● **Task statement**: Exactly reproduce the lines that follow.

------ Material for the task ------

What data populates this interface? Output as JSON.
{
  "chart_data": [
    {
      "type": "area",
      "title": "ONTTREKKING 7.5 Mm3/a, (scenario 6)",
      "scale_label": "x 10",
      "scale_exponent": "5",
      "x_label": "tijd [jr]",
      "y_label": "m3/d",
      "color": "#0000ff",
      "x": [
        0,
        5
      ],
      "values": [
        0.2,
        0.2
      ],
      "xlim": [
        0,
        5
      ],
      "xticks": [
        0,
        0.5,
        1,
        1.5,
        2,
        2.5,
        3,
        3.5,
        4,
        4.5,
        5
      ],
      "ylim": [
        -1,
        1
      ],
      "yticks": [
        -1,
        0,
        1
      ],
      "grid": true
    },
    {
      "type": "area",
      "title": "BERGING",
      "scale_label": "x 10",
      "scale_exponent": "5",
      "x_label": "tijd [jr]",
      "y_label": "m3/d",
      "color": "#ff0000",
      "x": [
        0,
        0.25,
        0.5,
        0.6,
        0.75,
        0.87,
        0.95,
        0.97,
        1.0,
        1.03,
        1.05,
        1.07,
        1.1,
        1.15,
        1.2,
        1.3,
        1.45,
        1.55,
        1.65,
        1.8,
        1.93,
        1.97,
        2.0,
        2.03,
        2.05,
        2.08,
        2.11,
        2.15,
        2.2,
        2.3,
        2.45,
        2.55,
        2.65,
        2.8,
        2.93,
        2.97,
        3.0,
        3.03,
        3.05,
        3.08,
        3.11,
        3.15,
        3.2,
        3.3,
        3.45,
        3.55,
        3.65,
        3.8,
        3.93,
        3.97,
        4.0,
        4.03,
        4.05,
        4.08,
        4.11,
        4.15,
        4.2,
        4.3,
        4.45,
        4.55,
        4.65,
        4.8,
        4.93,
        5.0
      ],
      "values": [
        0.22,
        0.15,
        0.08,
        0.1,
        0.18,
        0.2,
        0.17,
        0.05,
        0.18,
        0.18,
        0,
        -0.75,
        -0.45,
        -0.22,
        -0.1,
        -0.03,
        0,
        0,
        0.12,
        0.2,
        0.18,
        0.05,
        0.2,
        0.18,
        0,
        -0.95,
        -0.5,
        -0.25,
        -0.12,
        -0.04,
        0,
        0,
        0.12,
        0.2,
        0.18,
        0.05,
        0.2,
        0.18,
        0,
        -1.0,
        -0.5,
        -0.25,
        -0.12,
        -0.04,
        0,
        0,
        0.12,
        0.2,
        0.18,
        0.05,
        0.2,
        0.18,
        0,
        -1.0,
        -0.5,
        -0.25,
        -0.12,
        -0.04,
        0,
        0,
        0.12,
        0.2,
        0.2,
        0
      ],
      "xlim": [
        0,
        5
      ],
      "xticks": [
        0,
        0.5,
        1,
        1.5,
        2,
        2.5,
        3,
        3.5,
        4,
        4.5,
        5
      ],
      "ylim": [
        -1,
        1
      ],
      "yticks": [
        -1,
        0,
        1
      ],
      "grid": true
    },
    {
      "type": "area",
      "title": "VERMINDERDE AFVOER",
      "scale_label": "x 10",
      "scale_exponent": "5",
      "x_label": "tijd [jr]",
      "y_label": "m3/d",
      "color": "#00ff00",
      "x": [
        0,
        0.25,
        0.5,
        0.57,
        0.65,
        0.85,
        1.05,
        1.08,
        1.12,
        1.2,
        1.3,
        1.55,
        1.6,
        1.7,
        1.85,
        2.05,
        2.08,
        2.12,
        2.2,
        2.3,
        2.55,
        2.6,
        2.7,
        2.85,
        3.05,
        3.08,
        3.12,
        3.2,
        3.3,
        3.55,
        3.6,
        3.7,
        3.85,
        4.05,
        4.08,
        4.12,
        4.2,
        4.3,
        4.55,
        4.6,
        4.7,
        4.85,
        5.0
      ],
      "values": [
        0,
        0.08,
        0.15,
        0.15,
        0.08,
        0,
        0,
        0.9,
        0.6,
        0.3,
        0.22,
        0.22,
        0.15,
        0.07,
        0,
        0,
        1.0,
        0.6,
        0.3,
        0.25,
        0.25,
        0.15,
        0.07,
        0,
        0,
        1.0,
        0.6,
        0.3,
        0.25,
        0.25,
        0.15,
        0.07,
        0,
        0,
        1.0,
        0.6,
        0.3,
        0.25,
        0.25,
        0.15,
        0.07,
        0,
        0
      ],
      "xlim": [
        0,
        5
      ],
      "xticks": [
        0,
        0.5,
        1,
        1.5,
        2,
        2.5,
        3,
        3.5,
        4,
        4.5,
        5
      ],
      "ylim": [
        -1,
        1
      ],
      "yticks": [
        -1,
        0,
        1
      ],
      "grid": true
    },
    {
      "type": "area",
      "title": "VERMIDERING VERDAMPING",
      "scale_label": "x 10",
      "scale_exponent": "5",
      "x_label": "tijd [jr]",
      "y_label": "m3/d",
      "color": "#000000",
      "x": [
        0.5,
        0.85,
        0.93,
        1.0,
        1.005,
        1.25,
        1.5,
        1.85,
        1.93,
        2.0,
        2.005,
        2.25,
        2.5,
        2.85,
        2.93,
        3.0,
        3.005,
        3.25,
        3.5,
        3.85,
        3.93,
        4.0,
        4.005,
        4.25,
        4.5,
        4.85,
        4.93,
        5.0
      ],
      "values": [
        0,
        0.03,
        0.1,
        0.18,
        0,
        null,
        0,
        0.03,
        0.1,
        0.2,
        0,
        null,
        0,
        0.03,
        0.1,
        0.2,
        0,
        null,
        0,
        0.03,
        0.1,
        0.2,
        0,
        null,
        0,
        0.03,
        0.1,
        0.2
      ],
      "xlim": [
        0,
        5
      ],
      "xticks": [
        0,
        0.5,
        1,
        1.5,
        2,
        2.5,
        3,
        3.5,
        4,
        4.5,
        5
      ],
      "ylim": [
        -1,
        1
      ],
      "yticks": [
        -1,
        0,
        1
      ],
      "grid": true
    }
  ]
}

------

● **Task output**:
What data populates this interface? Output as JSON.
{
  "chart_data": [
    {
      "type": "area",
      "title": "ONTTREKKING 7.5 Mm3/a, (scenario 6)",
      "scale_label": "x 10",
      "scale_exponent": "5",
      "x_label": "tijd [jr]",
      "y_label": "m3/d",
      "color": "#0000ff",
      "x": [
        0,
        5
      ],
      "values": [
        0.2,
        0.2
      ],
      "xlim": [
        0,
        5
      ],
      "xticks": [
        0,
        0.5,
        1,
        1.5,
        2,
        2.5,
        3,
        3.5,
        4,
        4.5,
        5
      ],
      "ylim": [
        -1,
        1
      ],
      "yticks": [
        -1,
        0,
        1
      ],
      "grid": true
    },
    {
      "type": "area",
      "title": "BERGING",
      "scale_label": "x 10",
      "scale_exponent": "5",
      "x_label": "tijd [jr]",
      "y_label": "m3/d",
      "color": "#ff0000",
      "x": [
        0,
        0.25,
        0.5,
        0.6,
        0.75,
        0.87,
        0.95,
        0.97,
        1.0,
        1.03,
        1.05,
        1.07,
        1.1,
        1.15,
        1.2,
        1.3,
        1.45,
        1.55,
        1.65,
        1.8,
        1.93,
        1.97,
        2.0,
        2.03,
        2.05,
        2.08,
        2.11,
        2.15,
        2.2,
        2.3,
        2.45,
        2.55,
        2.65,
        2.8,
        2.93,
        2.97,
        3.0,
        3.03,
        3.05,
        3.08,
        3.11,
        3.15,
        3.2,
        3.3,
        3.45,
        3.55,
        3.65,
        3.8,
        3.93,
        3.97,
        4.0,
        4.03,
        4.05,
        4.08,
        4.11,
        4.15,
        4.2,
        4.3,
        4.45,
        4.55,
        4.65,
        4.8,
        4.93,
        5.0
      ],
      "values": [
        0.22,
        0.15,
        0.08,
        0.1,
        0.18,
        0.2,
        0.17,
        0.05,
        0.18,
        0.18,
        0,
        -0.75,
        -0.45,
        -0.22,
        -0.1,
        -0.03,
        0,
        0,
        0.12,
        0.2,
        0.18,
        0.05,
        0.2,
        0.18,
        0,
        -0.95,
        -0.5,
        -0.25,
        -0.12,
        -0.04,
        0,
        0,
        0.12,
        0.2,
        0.18,
        0.05,
        0.2,
        0.18,
        0,
        -1.0,
        -0.5,
        -0.25,
        -0.12,
        -0.04,
        0,
        0,
        0.12,
        0.2,
        0.18,
        0.05,
        0.2,
        0.18,
        0,
        -1.0,
        -0.5,
        -0.25,
        -0.12,
        -0.04,
        0,
        0,
        0.12,
        0.2,
        0.2,
        0
      ],
      "xlim": [
        0,
        5
      ],
      "xticks": [
        0,
        0.5,
        1,
        1.5,
        2,
        2.5,
        3,
        3.5,
        4,
        4.5,
        5
      ],
      "ylim": [
        -1,
        1
      ],
      "yticks": [
        -1,
        0,
        1
      ],
      "grid": true
    },
    {
      "type": "area",
      "title": "VERMINDERDE AFVOER",
      "scale_label": "x 10",
      "scale_exponent": "5",
      "x_label": "tijd [jr]",
      "y_label": "m3/d",
      "color": "#00ff00",
      "x": [
        0,
        0.25,
        0.5,
        0.57,
        0.65,
        0.85,
        1.05,
        1.08,
        1.12,
        1.2,
        1.3,
        1.55,
        1.6,
        1.7,
        1.85,
        2.05,
        2.08,
        2.12,
        2.2,
        2.3,
        2.55,
        2.6,
        2.7,
        2.85,
        3.05,
        3.08,
        3.12,
        3.2,
        3.3,
        3.55,
        3.6,
        3.7,
        3.85,
        4.05,
        4.08,
        4.12,
        4.2,
        4.3,
        4.55,
        4.6,
        4.7,
        4.85,
        5.0
      ],
      "values": [
        0,
        0.08,
        0.15,
        0.15,
        0.08,
        0,
        0,
        0.9,
        0.6,
        0.3,
        0.22,
        0.22,
        0.15,
        0.07,
        0,
        0,
        1.0,
        0.6,
        0.3,
        0.25,
        0.25,
        0.15,
        0.07,
        0,
        0,
        1.0,
        0.6,
        0.3,
        0.25,
        0.25,
        0.15,
        0.07,
        0,
        0,
        1.0,
        0.6,
        0.3,
        0.25,
        0.25,
        0.15,
        0.07,
        0,
        0
      ],
      "xlim": [
        0,
        5
      ],
      "xticks": [
        0,
        0.5,
        1,
        1.5,
        2,
        2.5,
        3,
        3.5,
        4,
        4.5,
        5
      ],
      "ylim": [
        -1,
        1
      ],
      "yticks": [
        -1,
        0,
        1
      ],
      "grid": true
    },
    {
      "type": "area",
      "title": "VERMIDERING VERDAMPING",
      "scale_label": "x 10",
      "scale_exponent": "5",
      "x_label": "tijd [jr]",
      "y_label": "m3/d",
      "color": "#000000",
      "x": [
        0.5,
        0.85,
        0.93,
        1.0,
        1.005,
        1.25,
        1.5,
        1.85,
        1.93,
        2.0,
        2.005,
        2.25,
        2.5,
        2.85,
        2.93,
        3.0,
        3.005,
        3.25,
        3.5,
        3.85,
        3.93,
        4.0,
        4.005,
        4.25,
        4.5,
        4.85,
        4.93,
        5.0
      ],
      "values": [
        0,
        0.03,
        0.1,
        0.18,
        0,
        null,
        0,
        0.03,
        0.1,
        0.2,
        0,
        null,
        0,
        0.03,
        0.1,
        0.2,
        0,
        null,
        0,
        0.03,
        0.1,
        0.2,
        0,
        null,
        0,
        0.03,
        0.1,
        0.2
      ],
      "xlim": [
        0,
        5
      ],
      "xticks": [
        0,
        0.5,
        1,
        1.5,
        2,
        2.5,
        3,
        3.5,
        4,
        4.5,
        5
      ],
      "ylim": [
        -1,
        1
      ],
      "yticks": [
        -1,
        0,
        1
      ],
      "grid": true
    }
  ]
}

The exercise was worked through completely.